GIVEN TASK: Your reply should be one number: the count of lines holding the word "определения".

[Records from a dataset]
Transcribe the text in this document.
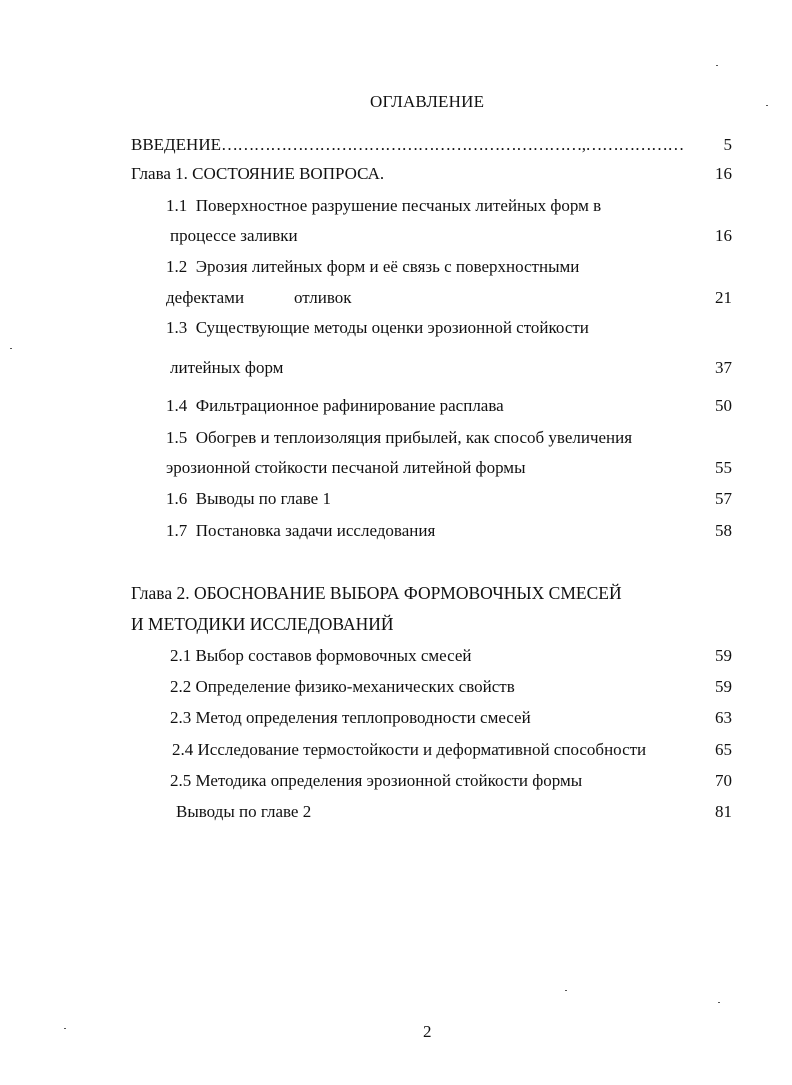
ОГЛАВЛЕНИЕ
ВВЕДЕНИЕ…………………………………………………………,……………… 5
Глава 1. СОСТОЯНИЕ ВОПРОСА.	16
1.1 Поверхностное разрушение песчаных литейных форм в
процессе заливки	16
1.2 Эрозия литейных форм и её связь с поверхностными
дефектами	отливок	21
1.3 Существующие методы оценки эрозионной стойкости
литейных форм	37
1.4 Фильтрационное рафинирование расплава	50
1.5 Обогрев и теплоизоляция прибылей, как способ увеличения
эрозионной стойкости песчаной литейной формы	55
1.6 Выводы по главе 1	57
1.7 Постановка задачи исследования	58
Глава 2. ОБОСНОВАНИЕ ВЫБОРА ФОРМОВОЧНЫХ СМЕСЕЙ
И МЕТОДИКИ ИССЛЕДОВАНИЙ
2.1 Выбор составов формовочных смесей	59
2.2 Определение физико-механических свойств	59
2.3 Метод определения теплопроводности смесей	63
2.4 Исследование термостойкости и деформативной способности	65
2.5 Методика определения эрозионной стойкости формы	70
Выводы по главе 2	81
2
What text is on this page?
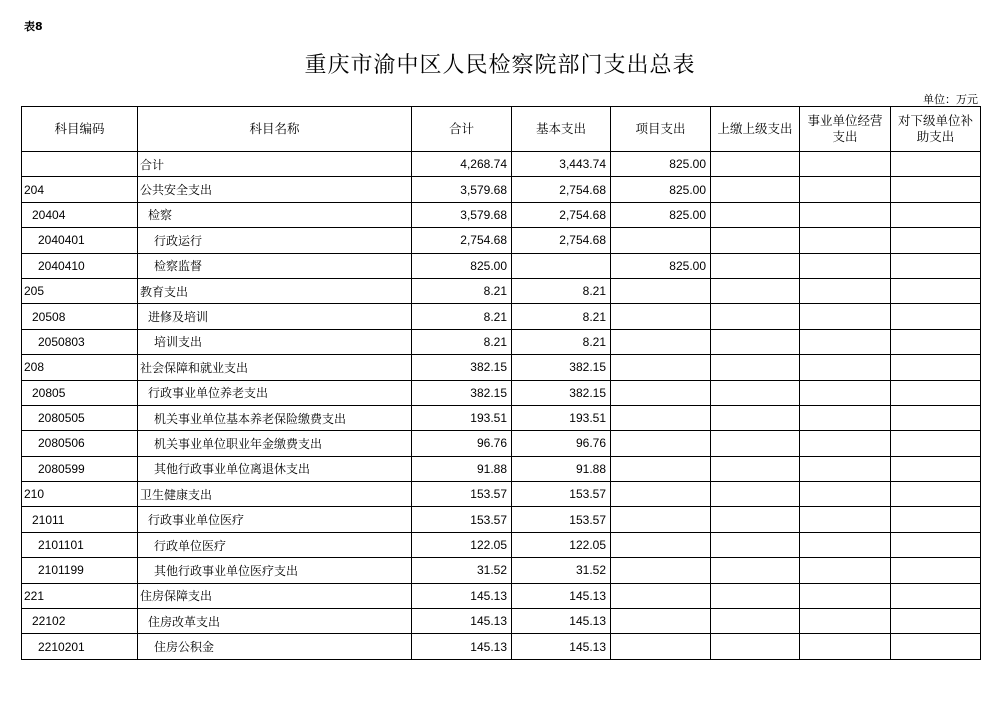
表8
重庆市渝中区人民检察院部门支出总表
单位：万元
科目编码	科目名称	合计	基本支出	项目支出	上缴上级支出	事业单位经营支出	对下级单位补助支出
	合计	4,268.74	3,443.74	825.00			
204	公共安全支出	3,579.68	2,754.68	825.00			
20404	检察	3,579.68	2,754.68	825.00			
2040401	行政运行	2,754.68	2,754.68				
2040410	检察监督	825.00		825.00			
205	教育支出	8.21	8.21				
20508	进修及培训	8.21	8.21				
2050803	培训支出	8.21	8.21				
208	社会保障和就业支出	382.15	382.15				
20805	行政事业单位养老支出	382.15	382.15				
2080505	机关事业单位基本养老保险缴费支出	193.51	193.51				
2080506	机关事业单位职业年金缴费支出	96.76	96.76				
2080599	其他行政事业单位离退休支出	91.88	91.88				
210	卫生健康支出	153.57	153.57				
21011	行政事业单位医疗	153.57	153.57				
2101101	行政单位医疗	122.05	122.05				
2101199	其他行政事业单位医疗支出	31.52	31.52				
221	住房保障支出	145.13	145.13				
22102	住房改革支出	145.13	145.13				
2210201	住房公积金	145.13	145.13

RESULT BELOW: 2